WORK TO BE COMPLETED :: Output each entry below as it stands, leaving out every picture.

Data items:
* * * * * * * * *
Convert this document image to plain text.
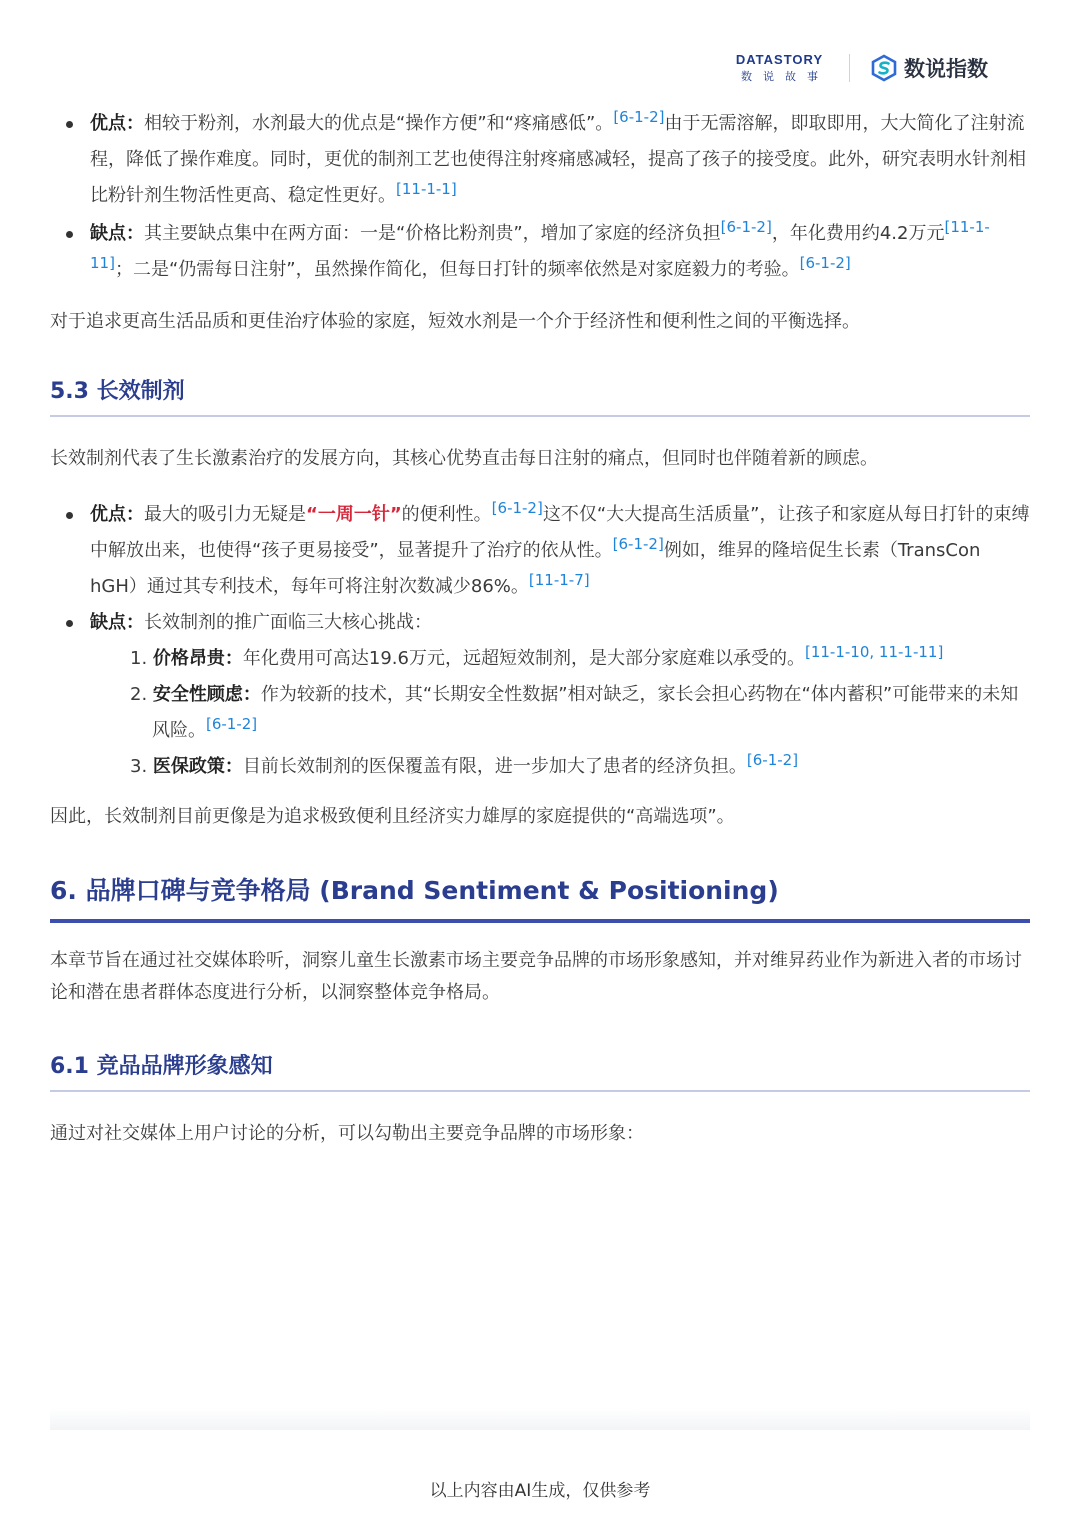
DATASTORY
数说故事	数说指数
优点：相较于粉剂，水剂最大的优点是“操作方便”和“疼痛感低”。[6-1-2]由于无需溶解，即取即用，大大简化了注射流程，降低了操作难度。同时，更优的制剂工艺也使得注射疼痛感减轻，提高了孩子的接受度。此外，研究表明水针剂相比粉针剂生物活性更高、稳定性更好。[11-1-1]
缺点：其主要缺点集中在两方面：一是“价格比粉剂贵”，增加了家庭的经济负担[6-1-2]，年化费用约4.2万元[11-1-11]；二是“仍需每日注射”，虽然操作简化，但每日打针的频率依然是对家庭毅力的考验。[6-1-2]

对于追求更高生活品质和更佳治疗体验的家庭，短效水剂是一个介于经济性和便利性之间的平衡选择。

5.3 长效制剂

长效制剂代表了生长激素治疗的发展方向，其核心优势直击每日注射的痛点，但同时也伴随着新的顾虑。

优点：最大的吸引力无疑是“一周一针”的便利性。[6-1-2]这不仅“大大提高生活质量”，让孩子和家庭从每日打针的束缚中解放出来，也使得“孩子更易接受”，显著提升了治疗的依从性。[6-1-2]例如，维昇的隆培促生长素（TransCon hGH）通过其专利技术，每年可将注射次数减少86%。[11-1-7]
缺点：长效制剂的推广面临三大核心挑战：
1. 价格昂贵：年化费用可高达19.6万元，远超短效制剂，是大部分家庭难以承受的。[11-1-10, 11-1-11]
2. 安全性顾虑：作为较新的技术，其“长期安全性数据”相对缺乏，家长会担心药物在“体内蓄积”可能带来的未知风险。[6-1-2]
3. 医保政策：目前长效制剂的医保覆盖有限，进一步加大了患者的经济负担。[6-1-2]

因此，长效制剂目前更像是为追求极致便利且经济实力雄厚的家庭提供的“高端选项”。

6. 品牌口碑与竞争格局 (Brand Sentiment & Positioning)

本章节旨在通过社交媒体聆听，洞察儿童生长激素市场主要竞争品牌的市场形象感知，并对维昇药业作为新进入者的市场讨论和潜在患者群体态度进行分析，以洞察整体竞争格局。

6.1 竞品品牌形象感知

通过对社交媒体上用户讨论的分析，可以勾勒出主要竞争品牌的市场形象：

以上内容由AI生成，仅供参考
* * * * * * * * *
SOLUTION FOR THIS EXERCISE ::
Convert this document image to plain text.
DATASTORY
数说故事	数说指数
优点：相较于粉剂，水剂最大的优点是“操作方便”和“疼痛感低”。[6-1-2]由于无需溶解，即取即用，大大简化了注射流程，降低了操作难度。同时，更优的制剂工艺也使得注射疼痛感减轻，提高了孩子的接受度。此外，研究表明水针剂相比粉针剂生物活性更高、稳定性更好。[11-1-1]
缺点：其主要缺点集中在两方面：一是“价格比粉剂贵”，增加了家庭的经济负担[6-1-2]，年化费用约4.2万元[11-1-11]；二是“仍需每日注射”，虽然操作简化，但每日打针的频率依然是对家庭毅力的考验。[6-1-2]

对于追求更高生活品质和更佳治疗体验的家庭，短效水剂是一个介于经济性和便利性之间的平衡选择。

5.3 长效制剂

长效制剂代表了生长激素治疗的发展方向，其核心优势直击每日注射的痛点，但同时也伴随着新的顾虑。

优点：最大的吸引力无疑是“一周一针”的便利性。[6-1-2]这不仅“大大提高生活质量”，让孩子和家庭从每日打针的束缚中解放出来，也使得“孩子更易接受”，显著提升了治疗的依从性。[6-1-2]例如，维昇的隆培促生长素（TransCon hGH）通过其专利技术，每年可将注射次数减少86%。[11-1-7]
缺点：长效制剂的推广面临三大核心挑战：
1. 价格昂贵：年化费用可高达19.6万元，远超短效制剂，是大部分家庭难以承受的。[11-1-10, 11-1-11]
2. 安全性顾虑：作为较新的技术，其“长期安全性数据”相对缺乏，家长会担心药物在“体内蓄积”可能带来的未知风险。[6-1-2]
3. 医保政策：目前长效制剂的医保覆盖有限，进一步加大了患者的经济负担。[6-1-2]

因此，长效制剂目前更像是为追求极致便利且经济实力雄厚的家庭提供的“高端选项”。

6. 品牌口碑与竞争格局 (Brand Sentiment & Positioning)

本章节旨在通过社交媒体聆听，洞察儿童生长激素市场主要竞争品牌的市场形象感知，并对维昇药业作为新进入者的市场讨论和潜在患者群体态度进行分析，以洞察整体竞争格局。

6.1 竞品品牌形象感知

通过对社交媒体上用户讨论的分析，可以勾勒出主要竞争品牌的市场形象：

以上内容由AI生成，仅供参考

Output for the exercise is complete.